[Stored entries]
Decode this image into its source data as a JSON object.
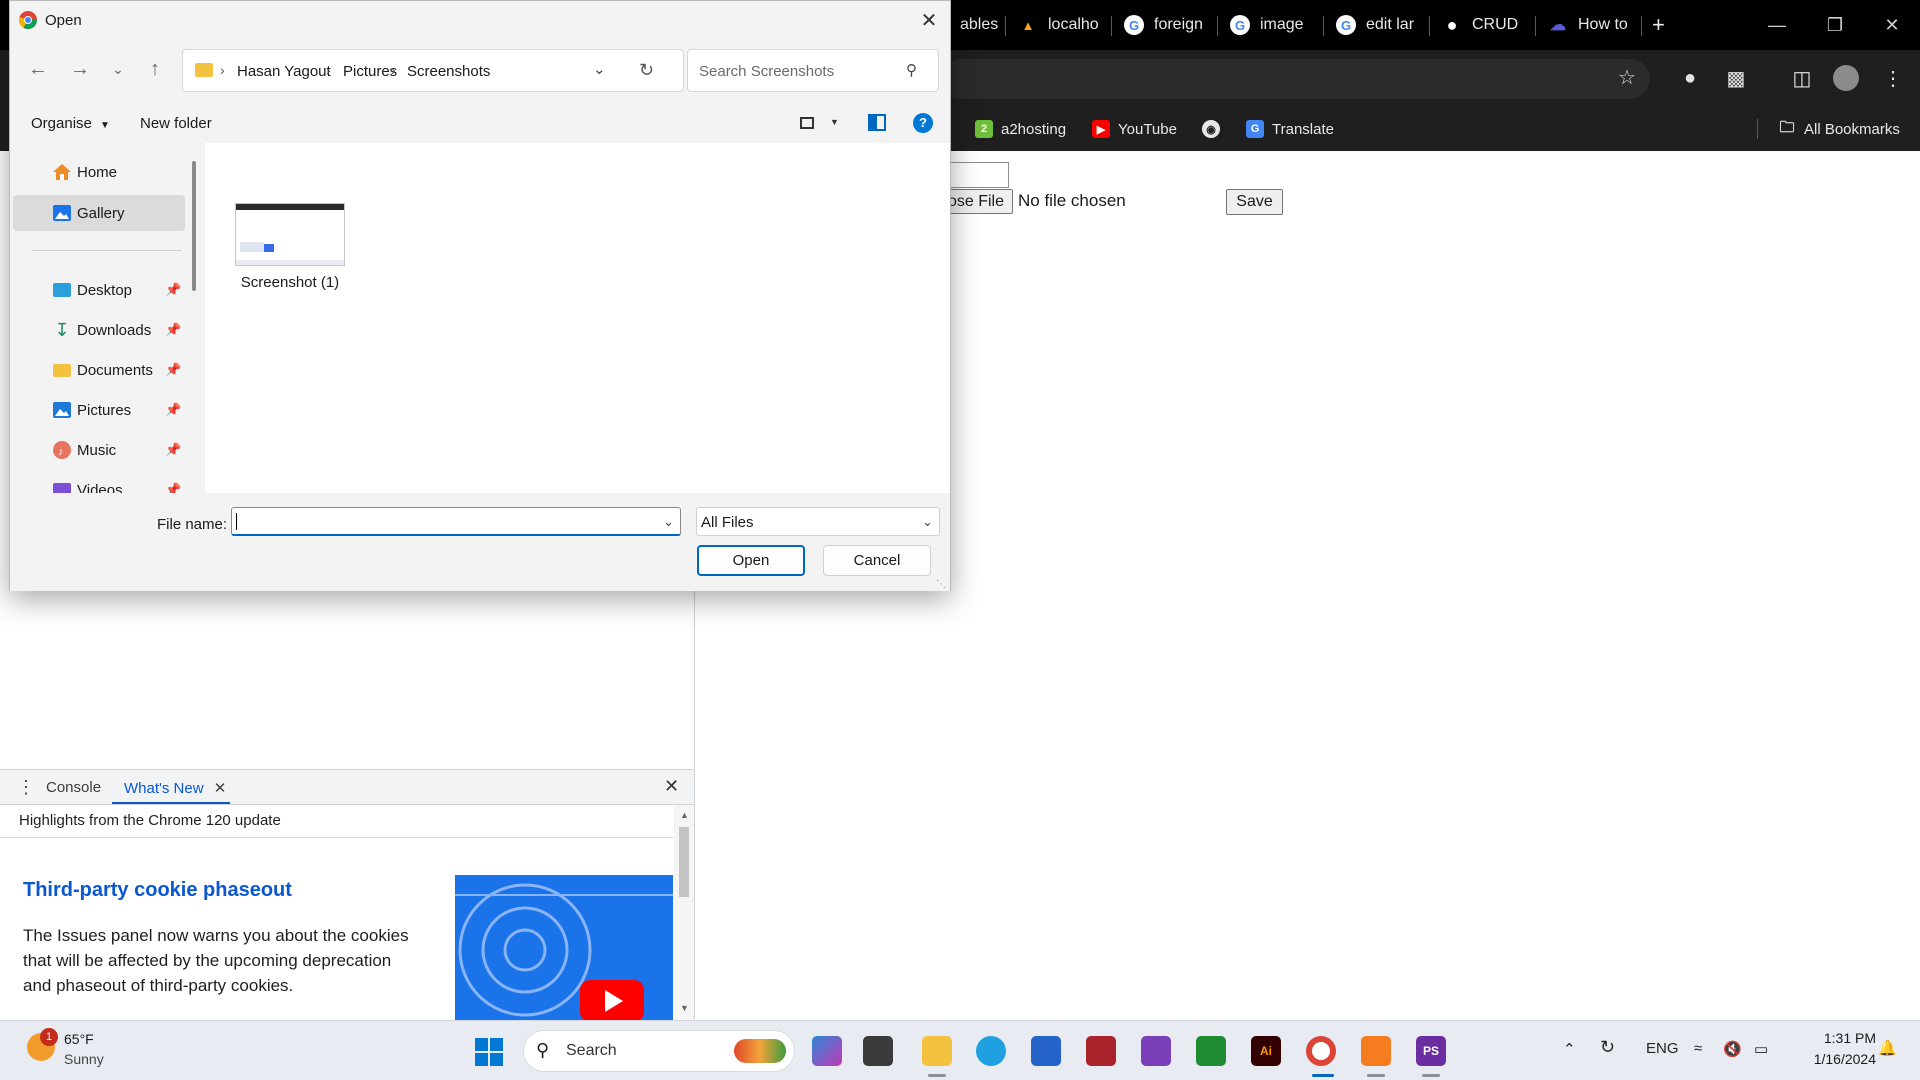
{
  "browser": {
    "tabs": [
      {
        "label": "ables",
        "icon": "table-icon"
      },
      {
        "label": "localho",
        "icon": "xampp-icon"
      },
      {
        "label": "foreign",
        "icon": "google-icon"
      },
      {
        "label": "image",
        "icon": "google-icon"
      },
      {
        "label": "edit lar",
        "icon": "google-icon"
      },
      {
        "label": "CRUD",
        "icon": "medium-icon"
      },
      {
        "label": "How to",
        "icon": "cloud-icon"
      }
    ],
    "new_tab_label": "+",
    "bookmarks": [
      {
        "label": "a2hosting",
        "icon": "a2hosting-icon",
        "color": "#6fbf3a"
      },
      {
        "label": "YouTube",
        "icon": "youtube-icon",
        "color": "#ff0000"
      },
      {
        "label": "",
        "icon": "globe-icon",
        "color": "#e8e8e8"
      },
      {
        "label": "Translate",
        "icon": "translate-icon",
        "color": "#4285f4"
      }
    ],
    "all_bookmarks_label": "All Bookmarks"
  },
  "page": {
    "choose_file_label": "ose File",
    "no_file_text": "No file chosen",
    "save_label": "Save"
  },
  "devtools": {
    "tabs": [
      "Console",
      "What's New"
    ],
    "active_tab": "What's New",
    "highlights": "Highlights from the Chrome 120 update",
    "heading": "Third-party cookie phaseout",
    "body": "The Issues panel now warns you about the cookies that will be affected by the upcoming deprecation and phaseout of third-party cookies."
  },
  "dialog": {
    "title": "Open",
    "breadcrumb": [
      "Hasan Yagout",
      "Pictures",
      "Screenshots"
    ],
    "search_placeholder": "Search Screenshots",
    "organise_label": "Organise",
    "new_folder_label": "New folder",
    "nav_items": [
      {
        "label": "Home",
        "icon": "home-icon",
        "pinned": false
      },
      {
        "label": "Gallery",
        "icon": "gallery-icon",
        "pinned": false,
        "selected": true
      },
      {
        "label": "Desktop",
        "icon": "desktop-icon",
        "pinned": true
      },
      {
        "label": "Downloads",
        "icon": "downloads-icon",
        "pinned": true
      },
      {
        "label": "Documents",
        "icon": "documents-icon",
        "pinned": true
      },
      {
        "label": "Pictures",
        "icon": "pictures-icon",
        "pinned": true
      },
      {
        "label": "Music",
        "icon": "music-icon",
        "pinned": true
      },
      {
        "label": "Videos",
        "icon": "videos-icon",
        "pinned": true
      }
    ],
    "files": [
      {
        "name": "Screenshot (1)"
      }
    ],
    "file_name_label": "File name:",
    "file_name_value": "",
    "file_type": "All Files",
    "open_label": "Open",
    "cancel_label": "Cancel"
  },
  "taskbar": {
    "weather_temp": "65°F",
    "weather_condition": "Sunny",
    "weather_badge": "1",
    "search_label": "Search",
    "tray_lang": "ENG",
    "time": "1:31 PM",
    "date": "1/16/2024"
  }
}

--

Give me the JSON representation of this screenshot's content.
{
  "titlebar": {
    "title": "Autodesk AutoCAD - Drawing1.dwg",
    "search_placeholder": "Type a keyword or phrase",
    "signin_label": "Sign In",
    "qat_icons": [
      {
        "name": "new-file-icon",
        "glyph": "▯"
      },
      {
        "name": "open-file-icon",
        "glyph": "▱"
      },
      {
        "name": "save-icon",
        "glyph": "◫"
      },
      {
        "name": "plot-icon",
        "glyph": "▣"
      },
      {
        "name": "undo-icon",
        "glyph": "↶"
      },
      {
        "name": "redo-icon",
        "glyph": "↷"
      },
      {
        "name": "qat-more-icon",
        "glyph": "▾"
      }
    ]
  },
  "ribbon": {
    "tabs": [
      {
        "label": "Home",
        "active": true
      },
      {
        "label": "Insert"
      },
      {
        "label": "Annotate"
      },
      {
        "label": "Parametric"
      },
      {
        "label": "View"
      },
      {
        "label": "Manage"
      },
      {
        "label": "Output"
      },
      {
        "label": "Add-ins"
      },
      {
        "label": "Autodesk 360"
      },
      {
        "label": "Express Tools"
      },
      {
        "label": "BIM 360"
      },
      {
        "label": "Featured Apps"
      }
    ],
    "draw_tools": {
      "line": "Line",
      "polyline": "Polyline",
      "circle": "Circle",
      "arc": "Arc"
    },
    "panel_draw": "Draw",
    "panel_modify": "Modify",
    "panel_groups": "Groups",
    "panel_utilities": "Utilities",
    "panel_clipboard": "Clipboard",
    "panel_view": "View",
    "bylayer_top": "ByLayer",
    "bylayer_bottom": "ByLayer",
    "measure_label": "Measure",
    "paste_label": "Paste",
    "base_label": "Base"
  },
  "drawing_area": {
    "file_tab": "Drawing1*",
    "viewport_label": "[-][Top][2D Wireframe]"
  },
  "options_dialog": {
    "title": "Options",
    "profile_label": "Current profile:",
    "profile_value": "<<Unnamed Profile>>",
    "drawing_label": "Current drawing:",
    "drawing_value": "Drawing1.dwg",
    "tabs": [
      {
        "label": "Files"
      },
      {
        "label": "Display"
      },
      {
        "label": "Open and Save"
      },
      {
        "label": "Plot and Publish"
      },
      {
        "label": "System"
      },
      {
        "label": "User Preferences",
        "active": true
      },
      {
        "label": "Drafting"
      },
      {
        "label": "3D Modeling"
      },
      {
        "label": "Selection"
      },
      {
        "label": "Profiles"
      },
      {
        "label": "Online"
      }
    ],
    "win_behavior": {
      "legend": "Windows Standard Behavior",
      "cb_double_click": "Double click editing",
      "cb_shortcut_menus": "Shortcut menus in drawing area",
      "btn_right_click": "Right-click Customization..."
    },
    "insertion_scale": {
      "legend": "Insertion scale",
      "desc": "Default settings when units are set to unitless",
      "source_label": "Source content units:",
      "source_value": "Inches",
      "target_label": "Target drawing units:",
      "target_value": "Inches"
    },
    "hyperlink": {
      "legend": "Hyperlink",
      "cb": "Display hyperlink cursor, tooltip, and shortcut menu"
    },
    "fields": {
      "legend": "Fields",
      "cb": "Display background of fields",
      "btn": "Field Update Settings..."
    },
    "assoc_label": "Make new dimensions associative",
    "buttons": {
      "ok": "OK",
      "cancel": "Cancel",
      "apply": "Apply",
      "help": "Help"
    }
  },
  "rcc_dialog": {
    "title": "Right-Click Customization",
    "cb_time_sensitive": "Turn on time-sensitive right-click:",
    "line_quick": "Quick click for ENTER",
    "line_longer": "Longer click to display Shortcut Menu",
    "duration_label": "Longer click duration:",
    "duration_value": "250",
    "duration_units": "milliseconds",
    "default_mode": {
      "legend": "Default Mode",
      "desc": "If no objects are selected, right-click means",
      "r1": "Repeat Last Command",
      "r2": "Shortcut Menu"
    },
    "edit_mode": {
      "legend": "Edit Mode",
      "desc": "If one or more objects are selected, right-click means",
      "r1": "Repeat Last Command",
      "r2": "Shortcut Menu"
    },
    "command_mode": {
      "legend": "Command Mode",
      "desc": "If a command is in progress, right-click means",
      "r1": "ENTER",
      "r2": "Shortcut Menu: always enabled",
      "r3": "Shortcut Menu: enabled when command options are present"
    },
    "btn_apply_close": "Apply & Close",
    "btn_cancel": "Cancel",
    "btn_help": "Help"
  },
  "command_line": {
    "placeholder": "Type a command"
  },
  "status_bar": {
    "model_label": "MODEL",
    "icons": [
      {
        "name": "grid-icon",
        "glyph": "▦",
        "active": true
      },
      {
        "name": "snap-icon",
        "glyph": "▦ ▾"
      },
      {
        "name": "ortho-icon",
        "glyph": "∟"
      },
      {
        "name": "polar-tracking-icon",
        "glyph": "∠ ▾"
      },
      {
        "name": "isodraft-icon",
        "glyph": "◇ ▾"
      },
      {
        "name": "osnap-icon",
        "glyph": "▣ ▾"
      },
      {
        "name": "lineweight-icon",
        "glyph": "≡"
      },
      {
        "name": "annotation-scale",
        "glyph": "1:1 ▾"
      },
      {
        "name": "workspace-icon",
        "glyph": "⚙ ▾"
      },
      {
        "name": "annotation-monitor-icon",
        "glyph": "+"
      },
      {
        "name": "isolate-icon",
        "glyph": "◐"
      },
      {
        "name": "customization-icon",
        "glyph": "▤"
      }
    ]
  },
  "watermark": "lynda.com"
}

Exercise prompt: In the records above, find the lines containing "this" and copy them.

Correct response:
Decode this image into its source data as a JSON object.
Give me the JSON representation of this screenshot's content.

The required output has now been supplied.